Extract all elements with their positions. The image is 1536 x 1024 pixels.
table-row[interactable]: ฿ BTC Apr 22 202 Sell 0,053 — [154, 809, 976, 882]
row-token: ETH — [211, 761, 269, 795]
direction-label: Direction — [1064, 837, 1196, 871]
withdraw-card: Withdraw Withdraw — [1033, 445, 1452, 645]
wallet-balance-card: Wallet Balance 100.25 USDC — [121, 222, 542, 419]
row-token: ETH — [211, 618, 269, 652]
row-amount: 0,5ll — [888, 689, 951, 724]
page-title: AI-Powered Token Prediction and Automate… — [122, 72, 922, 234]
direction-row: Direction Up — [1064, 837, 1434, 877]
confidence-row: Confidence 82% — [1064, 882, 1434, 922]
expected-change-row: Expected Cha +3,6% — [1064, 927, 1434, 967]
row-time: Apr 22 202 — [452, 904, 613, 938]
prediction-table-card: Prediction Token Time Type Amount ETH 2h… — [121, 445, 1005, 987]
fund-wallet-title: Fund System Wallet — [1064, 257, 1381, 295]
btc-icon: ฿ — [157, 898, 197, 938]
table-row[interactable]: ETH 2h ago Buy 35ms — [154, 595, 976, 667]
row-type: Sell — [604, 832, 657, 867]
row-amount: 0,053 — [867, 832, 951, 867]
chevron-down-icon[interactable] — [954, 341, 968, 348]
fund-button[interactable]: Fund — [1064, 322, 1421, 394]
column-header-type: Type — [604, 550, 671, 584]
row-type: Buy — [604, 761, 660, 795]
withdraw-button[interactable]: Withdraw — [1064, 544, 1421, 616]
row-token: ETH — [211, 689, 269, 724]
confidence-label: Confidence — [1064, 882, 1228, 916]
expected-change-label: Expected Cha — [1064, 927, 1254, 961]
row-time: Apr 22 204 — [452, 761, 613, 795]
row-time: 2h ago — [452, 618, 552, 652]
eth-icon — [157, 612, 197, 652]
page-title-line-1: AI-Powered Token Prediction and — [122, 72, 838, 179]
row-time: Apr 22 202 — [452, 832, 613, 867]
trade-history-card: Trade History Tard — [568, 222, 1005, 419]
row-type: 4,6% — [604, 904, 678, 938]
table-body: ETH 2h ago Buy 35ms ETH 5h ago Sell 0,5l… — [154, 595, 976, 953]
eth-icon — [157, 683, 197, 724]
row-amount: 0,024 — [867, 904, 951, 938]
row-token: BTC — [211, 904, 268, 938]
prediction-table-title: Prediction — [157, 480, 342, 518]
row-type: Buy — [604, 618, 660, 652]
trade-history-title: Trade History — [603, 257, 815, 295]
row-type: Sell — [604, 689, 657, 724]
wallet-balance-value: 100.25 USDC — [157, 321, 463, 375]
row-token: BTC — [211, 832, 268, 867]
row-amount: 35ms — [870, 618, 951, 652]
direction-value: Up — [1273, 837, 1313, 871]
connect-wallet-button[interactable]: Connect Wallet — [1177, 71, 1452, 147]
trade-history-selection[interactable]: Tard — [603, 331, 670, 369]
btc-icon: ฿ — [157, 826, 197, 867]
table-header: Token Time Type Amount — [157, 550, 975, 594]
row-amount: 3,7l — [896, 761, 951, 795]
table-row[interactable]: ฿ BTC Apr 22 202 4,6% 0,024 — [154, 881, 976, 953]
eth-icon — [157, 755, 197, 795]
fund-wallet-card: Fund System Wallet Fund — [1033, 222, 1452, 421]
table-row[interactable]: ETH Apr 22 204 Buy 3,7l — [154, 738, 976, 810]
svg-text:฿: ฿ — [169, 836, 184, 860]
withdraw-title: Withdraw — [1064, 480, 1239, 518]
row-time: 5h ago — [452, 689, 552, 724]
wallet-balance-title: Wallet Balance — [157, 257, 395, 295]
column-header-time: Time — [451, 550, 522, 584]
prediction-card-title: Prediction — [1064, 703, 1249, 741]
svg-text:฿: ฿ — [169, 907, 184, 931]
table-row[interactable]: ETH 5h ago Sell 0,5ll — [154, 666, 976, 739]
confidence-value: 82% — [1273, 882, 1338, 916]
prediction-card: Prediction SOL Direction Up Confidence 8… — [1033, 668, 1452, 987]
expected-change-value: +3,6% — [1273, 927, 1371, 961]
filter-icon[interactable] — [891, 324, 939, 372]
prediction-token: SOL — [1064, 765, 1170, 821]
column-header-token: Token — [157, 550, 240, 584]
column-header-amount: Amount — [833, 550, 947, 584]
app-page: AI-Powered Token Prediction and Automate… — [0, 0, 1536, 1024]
--
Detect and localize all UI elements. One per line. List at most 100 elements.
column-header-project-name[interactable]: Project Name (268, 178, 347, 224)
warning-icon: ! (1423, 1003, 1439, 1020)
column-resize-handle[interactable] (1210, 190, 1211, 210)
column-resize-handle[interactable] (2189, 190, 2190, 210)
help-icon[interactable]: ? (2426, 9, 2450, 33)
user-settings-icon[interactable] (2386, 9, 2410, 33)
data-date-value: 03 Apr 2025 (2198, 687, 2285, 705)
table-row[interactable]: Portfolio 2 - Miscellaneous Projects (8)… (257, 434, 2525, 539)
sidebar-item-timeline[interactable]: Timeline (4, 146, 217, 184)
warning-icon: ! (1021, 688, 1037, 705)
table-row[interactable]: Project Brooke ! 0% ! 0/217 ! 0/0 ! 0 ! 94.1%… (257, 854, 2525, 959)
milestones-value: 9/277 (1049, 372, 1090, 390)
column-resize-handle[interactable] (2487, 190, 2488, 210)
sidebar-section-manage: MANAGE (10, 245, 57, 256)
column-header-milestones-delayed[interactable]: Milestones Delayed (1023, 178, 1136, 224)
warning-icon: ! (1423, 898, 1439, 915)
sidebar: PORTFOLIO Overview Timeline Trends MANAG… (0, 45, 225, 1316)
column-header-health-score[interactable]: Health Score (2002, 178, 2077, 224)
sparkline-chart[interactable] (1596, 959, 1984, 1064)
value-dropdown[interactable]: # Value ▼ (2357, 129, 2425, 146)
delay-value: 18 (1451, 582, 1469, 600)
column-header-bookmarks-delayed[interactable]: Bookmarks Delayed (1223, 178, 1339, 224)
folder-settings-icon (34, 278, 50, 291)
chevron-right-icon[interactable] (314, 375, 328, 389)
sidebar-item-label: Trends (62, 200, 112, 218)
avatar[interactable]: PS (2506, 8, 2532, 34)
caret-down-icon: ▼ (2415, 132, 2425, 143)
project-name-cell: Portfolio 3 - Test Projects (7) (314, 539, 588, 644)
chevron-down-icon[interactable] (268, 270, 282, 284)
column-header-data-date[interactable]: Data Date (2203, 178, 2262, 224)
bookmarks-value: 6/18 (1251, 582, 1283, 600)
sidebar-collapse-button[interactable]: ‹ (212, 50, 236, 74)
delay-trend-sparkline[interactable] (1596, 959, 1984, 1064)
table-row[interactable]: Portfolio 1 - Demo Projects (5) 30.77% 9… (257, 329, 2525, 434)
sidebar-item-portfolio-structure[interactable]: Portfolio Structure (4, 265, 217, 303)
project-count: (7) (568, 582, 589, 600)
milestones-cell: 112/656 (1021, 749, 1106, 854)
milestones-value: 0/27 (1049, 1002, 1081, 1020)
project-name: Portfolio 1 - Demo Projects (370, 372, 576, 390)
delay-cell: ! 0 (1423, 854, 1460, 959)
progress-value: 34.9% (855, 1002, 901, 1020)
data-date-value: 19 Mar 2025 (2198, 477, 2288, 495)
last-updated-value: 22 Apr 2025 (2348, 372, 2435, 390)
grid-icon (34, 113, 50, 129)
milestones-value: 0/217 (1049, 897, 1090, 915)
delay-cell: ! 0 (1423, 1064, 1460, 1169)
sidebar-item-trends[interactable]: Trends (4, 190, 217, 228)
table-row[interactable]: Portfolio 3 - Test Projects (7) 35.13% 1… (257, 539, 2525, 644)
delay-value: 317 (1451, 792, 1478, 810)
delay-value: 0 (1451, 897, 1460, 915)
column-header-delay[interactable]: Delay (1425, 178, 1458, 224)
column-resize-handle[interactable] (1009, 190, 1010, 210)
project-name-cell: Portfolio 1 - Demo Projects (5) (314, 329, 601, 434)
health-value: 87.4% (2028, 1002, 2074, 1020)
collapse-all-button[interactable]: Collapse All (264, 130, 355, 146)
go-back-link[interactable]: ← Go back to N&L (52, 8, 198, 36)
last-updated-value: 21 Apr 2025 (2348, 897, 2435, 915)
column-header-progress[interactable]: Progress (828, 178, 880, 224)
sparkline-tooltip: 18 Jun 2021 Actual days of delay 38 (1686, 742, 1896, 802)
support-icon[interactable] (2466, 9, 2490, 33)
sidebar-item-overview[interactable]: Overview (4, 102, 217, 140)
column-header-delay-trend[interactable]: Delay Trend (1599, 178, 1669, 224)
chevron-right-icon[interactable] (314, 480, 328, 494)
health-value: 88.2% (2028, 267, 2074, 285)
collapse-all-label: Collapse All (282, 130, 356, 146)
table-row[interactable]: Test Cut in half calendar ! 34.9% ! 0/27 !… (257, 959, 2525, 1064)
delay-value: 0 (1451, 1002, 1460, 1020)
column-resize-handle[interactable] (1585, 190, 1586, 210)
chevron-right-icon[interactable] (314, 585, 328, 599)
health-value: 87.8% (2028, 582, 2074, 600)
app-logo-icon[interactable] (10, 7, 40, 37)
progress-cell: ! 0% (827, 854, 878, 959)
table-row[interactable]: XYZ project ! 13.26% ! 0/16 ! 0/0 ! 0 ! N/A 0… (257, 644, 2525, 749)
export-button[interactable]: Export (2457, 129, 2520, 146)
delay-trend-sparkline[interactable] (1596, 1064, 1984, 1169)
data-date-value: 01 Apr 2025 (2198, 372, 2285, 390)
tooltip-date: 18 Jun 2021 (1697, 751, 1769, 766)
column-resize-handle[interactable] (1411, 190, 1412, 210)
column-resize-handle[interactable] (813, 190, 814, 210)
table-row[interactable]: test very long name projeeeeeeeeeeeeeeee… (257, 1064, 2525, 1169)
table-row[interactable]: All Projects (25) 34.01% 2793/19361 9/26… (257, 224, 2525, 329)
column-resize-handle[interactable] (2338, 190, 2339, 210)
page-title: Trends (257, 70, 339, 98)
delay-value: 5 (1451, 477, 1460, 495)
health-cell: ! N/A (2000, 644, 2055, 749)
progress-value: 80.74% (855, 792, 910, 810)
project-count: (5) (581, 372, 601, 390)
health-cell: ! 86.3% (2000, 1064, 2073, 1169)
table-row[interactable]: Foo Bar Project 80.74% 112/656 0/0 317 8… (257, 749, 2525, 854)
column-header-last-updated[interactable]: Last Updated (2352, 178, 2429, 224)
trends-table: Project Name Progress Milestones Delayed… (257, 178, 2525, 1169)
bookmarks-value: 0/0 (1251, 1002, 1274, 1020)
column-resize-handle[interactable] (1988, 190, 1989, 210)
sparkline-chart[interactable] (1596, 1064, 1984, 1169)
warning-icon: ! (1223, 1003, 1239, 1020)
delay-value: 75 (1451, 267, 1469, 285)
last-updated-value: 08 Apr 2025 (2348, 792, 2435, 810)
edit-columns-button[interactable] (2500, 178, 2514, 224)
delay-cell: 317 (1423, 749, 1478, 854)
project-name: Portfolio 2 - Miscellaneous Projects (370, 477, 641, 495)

- _TASK BRIEF_
Turn the data lines above, from the one containing "Extract all elements" through the one containing "row-amount: 0,024 — [867, 904, 951, 938]", inclusive, into a Markdown table. Use a Row column that numbers them and a Line column that holds each line, and leave out any blank lines.

- _FINISHED EXERCISE_
| Row | Line |
|---|---|
| 1 | Extract all elements with their positions. The image is 1536 x 1024 pixels. |
| 2 | table-row[interactable]: ฿ BTC Apr 22 202 Sell 0,053 — [154, 809, 976, 882] |
| 3 | row-token: ETH — [211, 761, 269, 795] |
| 4 | direction-label: Direction — [1064, 837, 1196, 871] |
| 5 | withdraw-card: Withdraw Withdraw — [1033, 445, 1452, 645] |
| 6 | wallet-balance-card: Wallet Balance 100.25 USDC — [121, 222, 542, 419] |
| 7 | row-token: ETH — [211, 618, 269, 652] |
| 8 | row-amount: 0,5ll — [888, 689, 951, 724] |
| 9 | page-title: AI-Powered Token Prediction and Automate… — [122, 72, 922, 234] |
| 10 | direction-row: Direction Up — [1064, 837, 1434, 877] |
| 11 | confidence-row: Confidence 82% — [1064, 882, 1434, 922] |
| 12 | expected-change-row: Expected Cha +3,6% — [1064, 927, 1434, 967] |
| 13 | row-time: Apr 22 202 — [452, 904, 613, 938] |
| 14 | prediction-table-card: Prediction Token Time Type Amount ETH 2h… — [121, 445, 1005, 987] |
| 15 | fund-wallet-title: Fund System Wallet — [1064, 257, 1381, 295] |
| 16 | btc-icon: ฿ — [157, 898, 197, 938] |
| 17 | table-row[interactable]: ETH 2h ago Buy 35ms — [154, 595, 976, 667] |
| 18 | row-type: Sell — [604, 832, 657, 867] |
| 19 | row-amount: 0,053 — [867, 832, 951, 867] |
| 20 | chevron-down-icon[interactable] — [954, 341, 968, 348] |
| 21 | fund-button[interactable]: Fund — [1064, 322, 1421, 394] |
| 22 | column-header-type: Type — [604, 550, 671, 584] |
| 23 | row-type: Buy — [604, 761, 660, 795] |
| 24 | withdraw-button[interactable]: Withdraw — [1064, 544, 1421, 616] |
| 25 | row-token: ETH — [211, 689, 269, 724] |
| 26 | confidence-label: Confidence — [1064, 882, 1228, 916] |
| 27 | expected-change-label: Expected Cha — [1064, 927, 1254, 961] |
| 28 | row-time: Apr 22 204 — [452, 761, 613, 795] |
| 29 | row-time: 2h ago — [452, 618, 552, 652] |
| 30 | eth-icon — [157, 612, 197, 652] |
| 31 | page-title-line-1: AI-Powered Token Prediction and — [122, 72, 838, 179] |
| 32 | row-time: Apr 22 202 — [452, 832, 613, 867] |
| 33 | trade-history-card: Trade History Tard — [568, 222, 1005, 419] |
| 34 | row-type: 4,6% — [604, 904, 678, 938] |
| 35 | table-body: ETH 2h ago Buy 35ms ETH 5h ago Sell 0,5l… — [154, 595, 976, 953] |
| 36 | eth-icon — [157, 683, 197, 724] |
| 37 | row-amount: 0,024 — [867, 904, 951, 938] |